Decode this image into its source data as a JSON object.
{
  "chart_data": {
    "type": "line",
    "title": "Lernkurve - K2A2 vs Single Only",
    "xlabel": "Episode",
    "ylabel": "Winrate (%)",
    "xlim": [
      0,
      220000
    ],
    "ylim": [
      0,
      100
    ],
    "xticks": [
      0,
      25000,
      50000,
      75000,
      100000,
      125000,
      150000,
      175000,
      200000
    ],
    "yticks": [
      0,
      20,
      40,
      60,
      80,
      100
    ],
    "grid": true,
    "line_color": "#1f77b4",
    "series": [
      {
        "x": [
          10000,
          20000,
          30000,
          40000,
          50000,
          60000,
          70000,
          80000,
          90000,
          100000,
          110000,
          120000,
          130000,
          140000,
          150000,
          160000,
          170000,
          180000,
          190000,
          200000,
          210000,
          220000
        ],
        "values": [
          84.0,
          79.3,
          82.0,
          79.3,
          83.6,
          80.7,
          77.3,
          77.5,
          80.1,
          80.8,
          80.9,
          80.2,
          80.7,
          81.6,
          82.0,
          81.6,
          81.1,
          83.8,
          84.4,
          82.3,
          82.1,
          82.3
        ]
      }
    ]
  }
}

::::

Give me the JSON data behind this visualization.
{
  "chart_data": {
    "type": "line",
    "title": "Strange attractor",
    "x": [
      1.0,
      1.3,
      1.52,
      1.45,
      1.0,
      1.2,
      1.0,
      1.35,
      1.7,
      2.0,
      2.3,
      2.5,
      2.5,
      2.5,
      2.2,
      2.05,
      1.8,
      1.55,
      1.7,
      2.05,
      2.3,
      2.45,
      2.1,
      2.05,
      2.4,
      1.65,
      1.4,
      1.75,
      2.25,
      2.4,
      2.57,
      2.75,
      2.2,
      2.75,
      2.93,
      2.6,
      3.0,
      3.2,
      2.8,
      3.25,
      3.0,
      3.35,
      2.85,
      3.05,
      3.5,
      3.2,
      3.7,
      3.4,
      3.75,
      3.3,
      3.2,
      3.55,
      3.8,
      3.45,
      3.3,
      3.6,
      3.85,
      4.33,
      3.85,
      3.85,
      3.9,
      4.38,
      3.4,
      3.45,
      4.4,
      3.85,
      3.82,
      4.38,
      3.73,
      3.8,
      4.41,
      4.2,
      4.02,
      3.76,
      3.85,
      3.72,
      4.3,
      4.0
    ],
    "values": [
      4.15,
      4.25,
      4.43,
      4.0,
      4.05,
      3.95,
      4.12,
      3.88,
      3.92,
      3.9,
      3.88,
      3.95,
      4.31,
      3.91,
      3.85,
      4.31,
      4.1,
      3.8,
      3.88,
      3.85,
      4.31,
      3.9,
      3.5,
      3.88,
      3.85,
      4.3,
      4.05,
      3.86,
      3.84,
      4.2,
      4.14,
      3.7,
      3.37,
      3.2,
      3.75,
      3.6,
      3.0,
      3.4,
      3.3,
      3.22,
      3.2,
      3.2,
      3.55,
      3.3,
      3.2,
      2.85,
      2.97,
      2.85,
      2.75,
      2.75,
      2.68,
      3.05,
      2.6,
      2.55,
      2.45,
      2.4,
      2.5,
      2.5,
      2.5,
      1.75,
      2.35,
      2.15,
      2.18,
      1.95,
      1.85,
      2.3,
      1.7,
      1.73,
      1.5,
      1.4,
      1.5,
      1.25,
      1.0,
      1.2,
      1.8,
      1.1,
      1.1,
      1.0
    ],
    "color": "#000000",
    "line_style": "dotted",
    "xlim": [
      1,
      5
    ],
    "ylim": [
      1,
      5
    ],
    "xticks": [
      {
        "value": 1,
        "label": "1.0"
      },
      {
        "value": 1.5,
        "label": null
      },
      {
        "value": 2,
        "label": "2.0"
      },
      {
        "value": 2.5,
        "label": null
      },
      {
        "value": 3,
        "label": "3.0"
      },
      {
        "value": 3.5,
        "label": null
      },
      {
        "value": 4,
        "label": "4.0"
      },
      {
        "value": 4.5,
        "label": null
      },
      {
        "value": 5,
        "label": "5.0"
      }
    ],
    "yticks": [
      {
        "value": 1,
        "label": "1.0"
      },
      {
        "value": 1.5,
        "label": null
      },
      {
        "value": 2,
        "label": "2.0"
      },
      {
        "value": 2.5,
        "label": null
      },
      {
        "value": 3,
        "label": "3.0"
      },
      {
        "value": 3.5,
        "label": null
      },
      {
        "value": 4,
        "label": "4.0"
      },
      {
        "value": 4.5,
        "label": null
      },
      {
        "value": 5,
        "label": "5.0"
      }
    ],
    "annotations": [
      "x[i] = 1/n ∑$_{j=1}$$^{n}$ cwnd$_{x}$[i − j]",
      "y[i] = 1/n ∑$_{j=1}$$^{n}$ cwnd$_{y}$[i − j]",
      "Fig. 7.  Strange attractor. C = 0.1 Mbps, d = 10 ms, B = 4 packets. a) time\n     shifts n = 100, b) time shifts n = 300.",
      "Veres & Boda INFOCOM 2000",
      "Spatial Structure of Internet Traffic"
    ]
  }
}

::::

▸ EXERCISE OBJECTIVE
Determine how many lines of the listing above hold the word "Strange". Report that number without anything else.

▸ THE RESULT
2